RECORD SET »
# # # # # # #

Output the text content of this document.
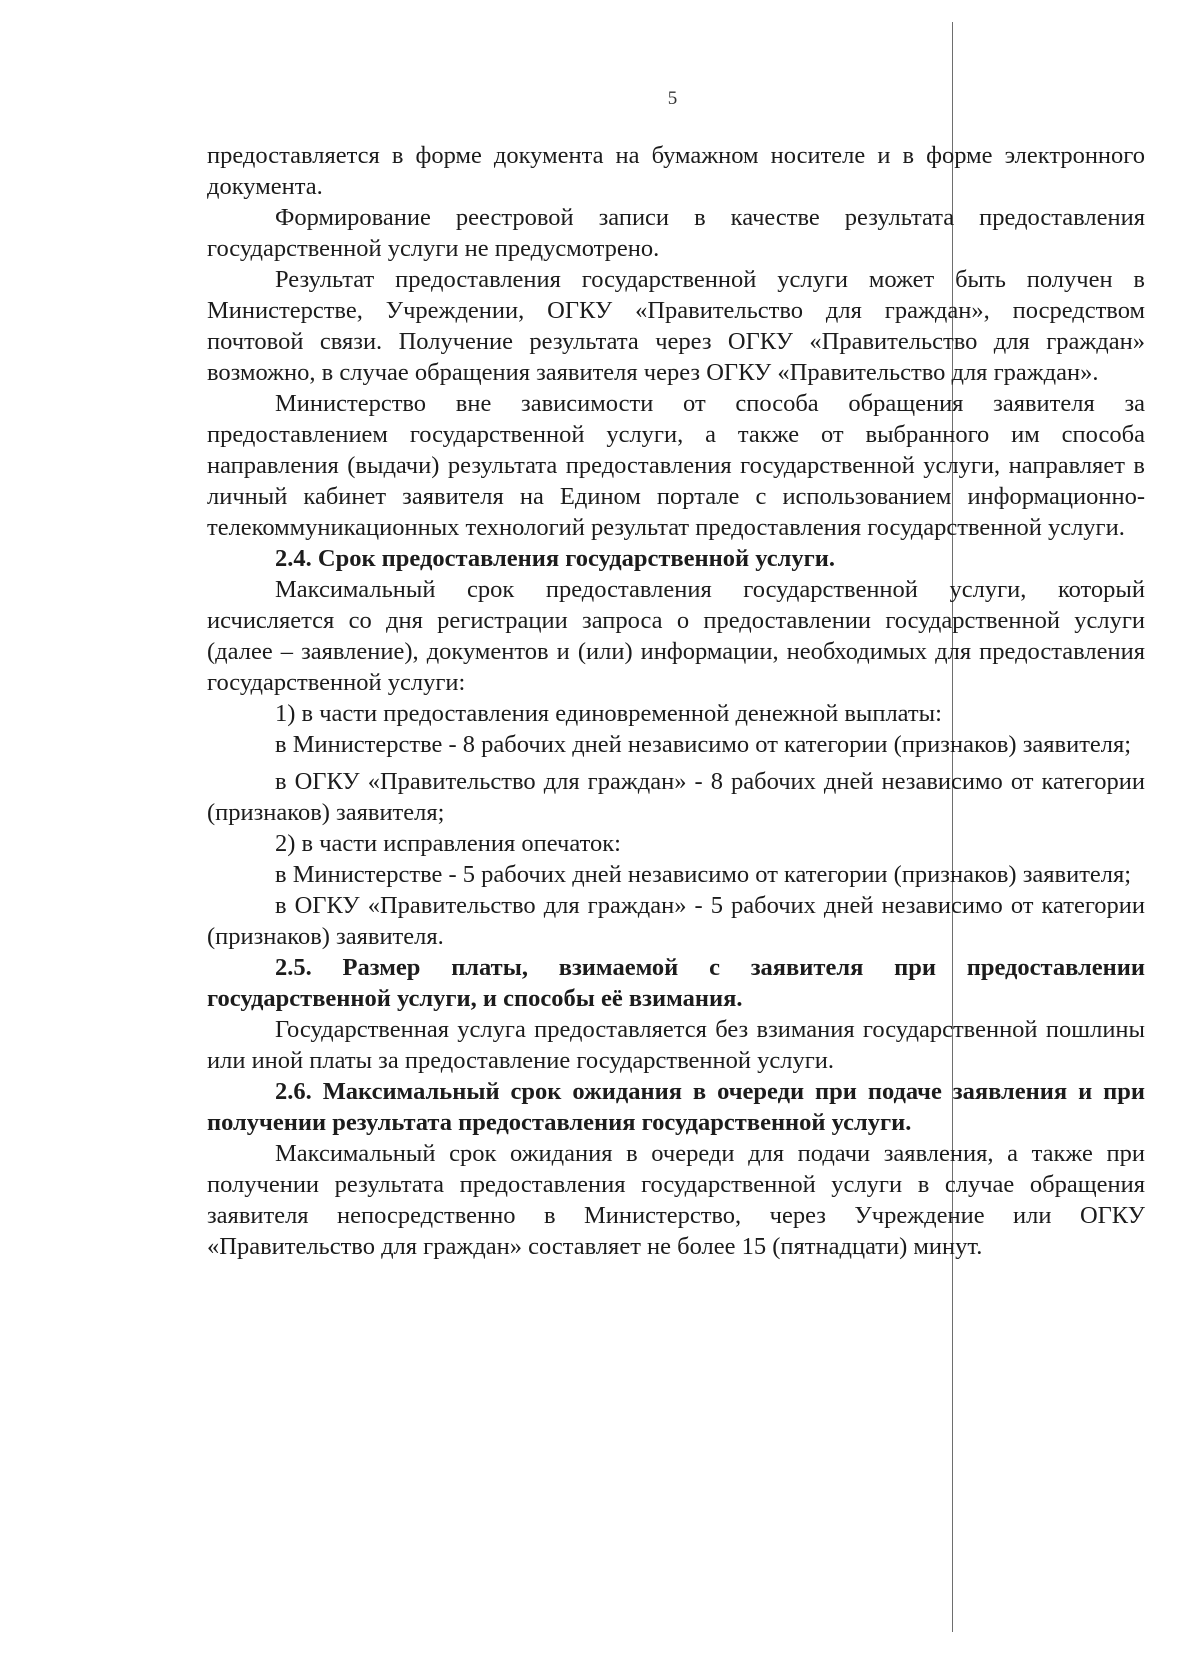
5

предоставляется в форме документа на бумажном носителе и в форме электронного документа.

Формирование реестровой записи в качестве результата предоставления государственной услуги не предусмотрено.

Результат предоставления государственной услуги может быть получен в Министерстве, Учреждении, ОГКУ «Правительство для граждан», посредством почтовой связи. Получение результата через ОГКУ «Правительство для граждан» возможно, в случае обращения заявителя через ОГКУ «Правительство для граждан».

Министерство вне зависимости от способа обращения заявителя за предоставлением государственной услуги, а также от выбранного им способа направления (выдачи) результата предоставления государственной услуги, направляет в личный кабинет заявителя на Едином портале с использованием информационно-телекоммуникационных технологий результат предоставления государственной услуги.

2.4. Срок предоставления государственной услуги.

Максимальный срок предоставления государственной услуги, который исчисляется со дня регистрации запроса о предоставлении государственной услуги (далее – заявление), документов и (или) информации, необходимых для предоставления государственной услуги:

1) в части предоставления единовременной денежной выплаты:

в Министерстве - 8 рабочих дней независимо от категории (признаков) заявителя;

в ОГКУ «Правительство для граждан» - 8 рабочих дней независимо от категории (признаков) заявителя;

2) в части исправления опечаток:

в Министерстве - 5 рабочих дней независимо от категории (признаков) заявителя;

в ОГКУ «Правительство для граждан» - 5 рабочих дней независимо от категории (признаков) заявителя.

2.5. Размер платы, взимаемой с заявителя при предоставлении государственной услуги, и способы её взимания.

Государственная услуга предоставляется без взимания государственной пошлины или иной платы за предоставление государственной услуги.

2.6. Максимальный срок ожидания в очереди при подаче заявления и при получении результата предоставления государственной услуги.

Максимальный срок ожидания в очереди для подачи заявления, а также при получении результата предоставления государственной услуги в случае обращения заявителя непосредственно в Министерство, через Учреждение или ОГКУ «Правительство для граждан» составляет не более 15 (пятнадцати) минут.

# # # # # # #

REQUIREMENT »
The records above are to be reproduced exactly; the pictures are to be left out.

FINAL RESULT »
Output the text content of this document.
5

предоставляется в форме документа на бумажном носителе и в форме электронного документа.

Формирование реестровой записи в качестве результата предоставления государственной услуги не предусмотрено.

Результат предоставления государственной услуги может быть получен в Министерстве, Учреждении, ОГКУ «Правительство для граждан», посредством почтовой связи. Получение результата через ОГКУ «Правительство для граждан» возможно, в случае обращения заявителя через ОГКУ «Правительство для граждан».

Министерство вне зависимости от способа обращения заявителя за предоставлением государственной услуги, а также от выбранного им способа направления (выдачи) результата предоставления государственной услуги, направляет в личный кабинет заявителя на Едином портале с использованием информационно-телекоммуникационных технологий результат предоставления государственной услуги.

2.4. Срок предоставления государственной услуги.

Максимальный срок предоставления государственной услуги, который исчисляется со дня регистрации запроса о предоставлении государственной услуги (далее – заявление), документов и (или) информации, необходимых для предоставления государственной услуги:

1) в части предоставления единовременной денежной выплаты:

в Министерстве - 8 рабочих дней независимо от категории (признаков) заявителя;

в ОГКУ «Правительство для граждан» - 8 рабочих дней независимо от категории (признаков) заявителя;

2) в части исправления опечаток:

в Министерстве - 5 рабочих дней независимо от категории (признаков) заявителя;

в ОГКУ «Правительство для граждан» - 5 рабочих дней независимо от категории (признаков) заявителя.

2.5. Размер платы, взимаемой с заявителя при предоставлении государственной услуги, и способы её взимания.

Государственная услуга предоставляется без взимания государственной пошлины или иной платы за предоставление государственной услуги.

2.6. Максимальный срок ожидания в очереди при подаче заявления и при получении результата предоставления государственной услуги.

Максимальный срок ожидания в очереди для подачи заявления, а также при получении результата предоставления государственной услуги в случае обращения заявителя непосредственно в Министерство, через Учреждение или ОГКУ «Правительство для граждан» составляет не более 15 (пятнадцати) минут.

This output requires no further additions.